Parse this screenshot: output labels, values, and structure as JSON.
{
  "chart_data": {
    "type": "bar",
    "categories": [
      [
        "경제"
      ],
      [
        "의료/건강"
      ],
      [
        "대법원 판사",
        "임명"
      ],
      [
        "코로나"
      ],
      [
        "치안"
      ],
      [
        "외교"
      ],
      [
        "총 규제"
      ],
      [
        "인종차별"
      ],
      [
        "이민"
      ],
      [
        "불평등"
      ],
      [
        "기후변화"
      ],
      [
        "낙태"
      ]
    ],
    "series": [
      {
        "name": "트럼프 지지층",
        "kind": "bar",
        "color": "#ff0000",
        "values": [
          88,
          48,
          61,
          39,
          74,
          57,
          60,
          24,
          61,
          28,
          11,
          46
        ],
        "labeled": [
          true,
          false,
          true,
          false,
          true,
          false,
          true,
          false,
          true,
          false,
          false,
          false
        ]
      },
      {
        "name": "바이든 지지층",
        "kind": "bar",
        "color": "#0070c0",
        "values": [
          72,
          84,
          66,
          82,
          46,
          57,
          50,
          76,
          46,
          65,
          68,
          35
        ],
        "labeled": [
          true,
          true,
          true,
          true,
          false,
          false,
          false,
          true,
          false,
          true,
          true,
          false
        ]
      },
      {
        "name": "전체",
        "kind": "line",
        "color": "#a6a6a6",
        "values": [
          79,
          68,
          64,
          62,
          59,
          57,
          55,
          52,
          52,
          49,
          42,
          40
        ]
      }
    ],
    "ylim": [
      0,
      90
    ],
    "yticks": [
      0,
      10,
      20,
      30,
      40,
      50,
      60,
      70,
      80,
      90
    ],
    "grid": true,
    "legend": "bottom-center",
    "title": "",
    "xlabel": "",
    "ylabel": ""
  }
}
****************************************
[EXERCISE DIRECTIONS] Output each record exactly, leaving nothing out.

[RESPONSE FOR THIS EXERCISE]
Parse this screenshot: output labels, values, and structure as JSON.
{
  "chart_data": {
    "type": "bar",
    "categories": [
      [
        "경제"
      ],
      [
        "의료/건강"
      ],
      [
        "대법원 판사",
        "임명"
      ],
      [
        "코로나"
      ],
      [
        "치안"
      ],
      [
        "외교"
      ],
      [
        "총 규제"
      ],
      [
        "인종차별"
      ],
      [
        "이민"
      ],
      [
        "불평등"
      ],
      [
        "기후변화"
      ],
      [
        "낙태"
      ]
    ],
    "series": [
      {
        "name": "트럼프 지지층",
        "kind": "bar",
        "color": "#ff0000",
        "values": [
          88,
          48,
          61,
          39,
          74,
          57,
          60,
          24,
          61,
          28,
          11,
          46
        ],
        "labeled": [
          true,
          false,
          true,
          false,
          true,
          false,
          true,
          false,
          true,
          false,
          false,
          false
        ]
      },
      {
        "name": "바이든 지지층",
        "kind": "bar",
        "color": "#0070c0",
        "values": [
          72,
          84,
          66,
          82,
          46,
          57,
          50,
          76,
          46,
          65,
          68,
          35
        ],
        "labeled": [
          true,
          true,
          true,
          true,
          false,
          false,
          false,
          true,
          false,
          true,
          true,
          false
        ]
      },
      {
        "name": "전체",
        "kind": "line",
        "color": "#a6a6a6",
        "values": [
          79,
          68,
          64,
          62,
          59,
          57,
          55,
          52,
          52,
          49,
          42,
          40
        ]
      }
    ],
    "ylim": [
      0,
      90
    ],
    "yticks": [
      0,
      10,
      20,
      30,
      40,
      50,
      60,
      70,
      80,
      90
    ],
    "grid": true,
    "legend": "bottom-center",
    "title": "",
    "xlabel": "",
    "ylabel": ""
  }
}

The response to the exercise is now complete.